=== Data for this task ===

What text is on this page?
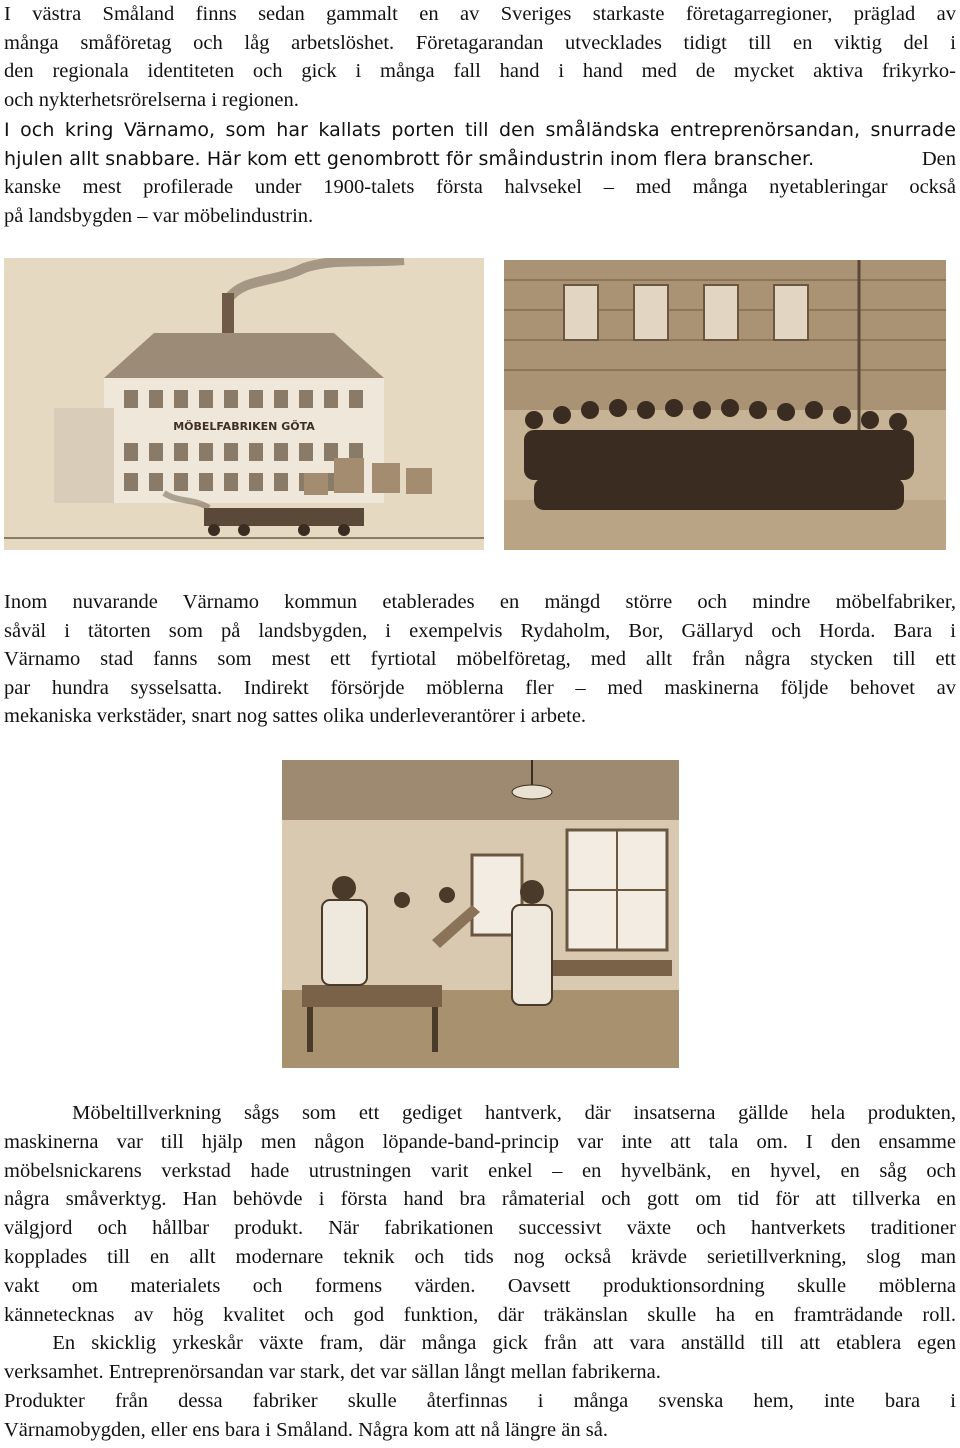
I västra Småland finns sedan gammalt en av Sveriges starkaste företagarregioner, präglad av
många småföretag och låg arbetslöshet. Företagarandan utvecklades tidigt till en viktig del i
den regionala identiteten och gick i många fall hand i hand med de mycket aktiva frikyrko-
och nykterhetsrörelserna i regionen.
I och kring Värnamo, som har kallats porten till den småländska entreprenörsandan, snurrade
hjulen allt snabbare. Här kom ett genombrott för småindustrin inom flera branscher.	Den
kanske mest profilerade under 1900-talets första halvsekel – med många nyetableringar också
på landsbygden – var möbelindustrin.
MÖBELFABRIKEN GÖTA
Inom nuvarande Värnamo kommun etablerades en mängd större och mindre möbelfabriker,
såväl i tätorten som på landsbygden, i exempelvis Rydaholm, Bor, Gällaryd och Horda. Bara i
Värnamo stad fanns som mest ett fyrtiotal möbelföretag, med allt från några stycken till ett
par hundra sysselsatta. Indirekt försörjde möblerna fler – med maskinerna följde behovet av
mekaniska verkstäder, snart nog sattes olika underleverantörer i arbete.
Möbeltillverkning sågs som ett gediget hantverk, där insatserna gällde hela produkten,
maskinerna var till hjälp men någon löpande-band-princip var inte att tala om. I den ensamme
möbelsnickarens verkstad hade utrustningen varit enkel – en hyvelbänk, en hyvel, en såg och
några småverktyg. Han behövde i första hand bra råmaterial och gott om tid för att tillverka en
välgjord och hållbar produkt. När fabrikationen successivt växte och hantverkets traditioner
kopplades till en allt modernare teknik och tids nog också krävde serietillverkning, slog man
vakt om materialets och formens värden. Oavsett produktionsordning skulle möblerna
kännetecknas av hög kvalitet och god funktion, där träkänslan skulle ha en framträdande roll.
En skicklig yrkeskår växte fram, där många gick från att vara anställd till att etablera egen
verksamhet. Entreprenörsandan var stark, det var sällan långt mellan fabrikerna.
Produkter från dessa fabriker skulle återfinnas i många svenska hem, inte bara i
Värnamobygden, eller ens bara i Småland. Några kom att nå längre än så.
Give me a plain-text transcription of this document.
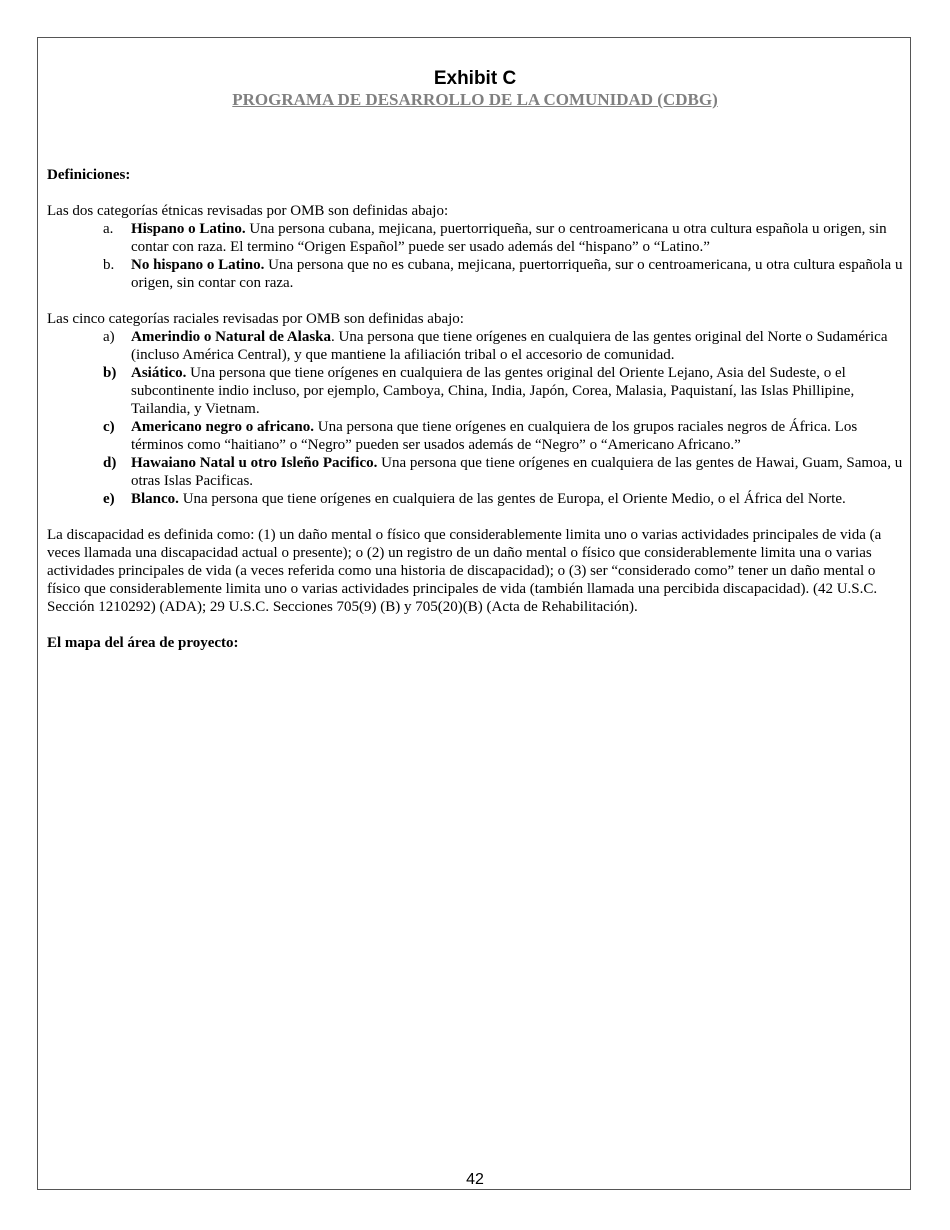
Exhibit C
PROGRAMA DE DESARROLLO DE LA COMUNIDAD (CDBG)

Definiciones:

Las dos categorías étnicas revisadas por OMB son definidas abajo:

a. Hispano o Latino. Una persona cubana, mejicana, puertorriqueña, sur o centroamericana u otra cultura española u origen, sin contar con raza. El termino “Origen Español” puede ser usado además del “hispano” o “Latino.”
b. No hispano o Latino. Una persona que no es cubana, mejicana, puertorriqueña, sur o centroamericana, u otra cultura española u origen, sin contar con raza.

Las cinco categorías raciales revisadas por OMB son definidas abajo:

a) Amerindio o Natural de Alaska. Una persona que tiene orígenes en cualquiera de las gentes original del Norte o Sudamérica (incluso América Central), y que mantiene la afiliación tribal o el accesorio de comunidad.
b) Asiático. Una persona que tiene orígenes en cualquiera de las gentes original del Oriente Lejano, Asia del Sudeste, o el subcontinente indio incluso, por ejemplo, Camboya, China, India, Japón, Corea, Malasia, Paquistaní, las Islas Phillipine, Tailandia, y Vietnam.
c) Americano negro o africano. Una persona que tiene orígenes en cualquiera de los grupos raciales negros de África. Los términos como “haitiano” o “Negro” pueden ser usados además de “Negro” o “Americano Africano.”
d) Hawaiano Natal u otro Isleño Pacifico. Una persona que tiene orígenes en cualquiera de las gentes de Hawai, Guam, Samoa, u otras Islas Pacificas.
e) Blanco. Una persona que tiene orígenes en cualquiera de las gentes de Europa, el Oriente Medio, o el África del Norte.

La discapacidad es definida como: (1) un daño mental o físico que considerablemente limita uno o varias actividades principales de vida (a veces llamada una discapacidad actual o presente); o (2) un registro de un daño mental o físico que considerablemente limita una o varias actividades principales de vida (a veces referida como una historia de discapacidad); o (3) ser “considerado como” tener un daño mental o físico que considerablemente limita uno o varias actividades principales de vida (también llamada una percibida discapacidad). (42 U.S.C. Sección 1210292) (ADA); 29 U.S.C. Secciones 705(9) (B) y 705(20)(B) (Acta de Rehabilitación).

El mapa del área de proyecto:

42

===

# About this exercise
Return the entries above exactly, skipping any images.

# Reply to the exercise
What text is on this page?
I västra Småland finns sedan gammalt en av Sveriges starkaste företagarregioner, präglad av
många småföretag och låg arbetslöshet. Företagarandan utvecklades tidigt till en viktig del i
den regionala identiteten och gick i många fall hand i hand med de mycket aktiva frikyrko-
och nykterhetsrörelserna i regionen.
I och kring Värnamo, som har kallats porten till den småländska entreprenörsandan, snurrade
hjulen allt snabbare. Här kom ett genombrott för småindustrin inom flera branscher.	Den
kanske mest profilerade under 1900-talets första halvsekel – med många nyetableringar också
på landsbygden – var möbelindustrin.
MÖBELFABRIKEN GÖTA
Inom nuvarande Värnamo kommun etablerades en mängd större och mindre möbelfabriker,
såväl i tätorten som på landsbygden, i exempelvis Rydaholm, Bor, Gällaryd och Horda. Bara i
Värnamo stad fanns som mest ett fyrtiotal möbelföretag, med allt från några stycken till ett
par hundra sysselsatta. Indirekt försörjde möblerna fler – med maskinerna följde behovet av
mekaniska verkstäder, snart nog sattes olika underleverantörer i arbete.
Möbeltillverkning sågs som ett gediget hantverk, där insatserna gällde hela produkten,
maskinerna var till hjälp men någon löpande-band-princip var inte att tala om. I den ensamme
möbelsnickarens verkstad hade utrustningen varit enkel – en hyvelbänk, en hyvel, en såg och
några småverktyg. Han behövde i första hand bra råmaterial och gott om tid för att tillverka en
välgjord och hållbar produkt. När fabrikationen successivt växte och hantverkets traditioner
kopplades till en allt modernare teknik och tids nog också krävde serietillverkning, slog man
vakt om materialets och formens värden. Oavsett produktionsordning skulle möblerna
kännetecknas av hög kvalitet och god funktion, där träkänslan skulle ha en framträdande roll.
En skicklig yrkeskår växte fram, där många gick från att vara anställd till att etablera egen
verksamhet. Entreprenörsandan var stark, det var sällan långt mellan fabrikerna.
Produkter från dessa fabriker skulle återfinnas i många svenska hem, inte bara i
Värnamobygden, eller ens bara i Småland. Några kom att nå längre än så.
Give me a plain-text transcription of this document.
Exhibit C
PROGRAMA DE DESARROLLO DE LA COMUNIDAD (CDBG)

Definiciones:

Las dos categorías étnicas revisadas por OMB son definidas abajo:

a. Hispano o Latino. Una persona cubana, mejicana, puertorriqueña, sur o centroamericana u otra cultura española u origen, sin contar con raza. El termino “Origen Español” puede ser usado además del “hispano” o “Latino.”
b. No hispano o Latino. Una persona que no es cubana, mejicana, puertorriqueña, sur o centroamericana, u otra cultura española u origen, sin contar con raza.

Las cinco categorías raciales revisadas por OMB son definidas abajo:

a) Amerindio o Natural de Alaska. Una persona que tiene orígenes en cualquiera de las gentes original del Norte o Sudamérica (incluso América Central), y que mantiene la afiliación tribal o el accesorio de comunidad.
b) Asiático. Una persona que tiene orígenes en cualquiera de las gentes original del Oriente Lejano, Asia del Sudeste, o el subcontinente indio incluso, por ejemplo, Camboya, China, India, Japón, Corea, Malasia, Paquistaní, las Islas Phillipine, Tailandia, y Vietnam.
c) Americano negro o africano. Una persona que tiene orígenes en cualquiera de los grupos raciales negros de África. Los términos como “haitiano” o “Negro” pueden ser usados además de “Negro” o “Americano Africano.”
d) Hawaiano Natal u otro Isleño Pacifico. Una persona que tiene orígenes en cualquiera de las gentes de Hawai, Guam, Samoa, u otras Islas Pacificas.
e) Blanco. Una persona que tiene orígenes en cualquiera de las gentes de Europa, el Oriente Medio, o el África del Norte.

La discapacidad es definida como: (1) un daño mental o físico que considerablemente limita uno o varias actividades principales de vida (a veces llamada una discapacidad actual o presente); o (2) un registro de un daño mental o físico que considerablemente limita una o varias actividades principales de vida (a veces referida como una historia de discapacidad); o (3) ser “considerado como” tener un daño mental o físico que considerablemente limita uno o varias actividades principales de vida (también llamada una percibida discapacidad). (42 U.S.C. Sección 1210292) (ADA); 29 U.S.C. Secciones 705(9) (B) y 705(20)(B) (Acta de Rehabilitación).

El mapa del área de proyecto:

42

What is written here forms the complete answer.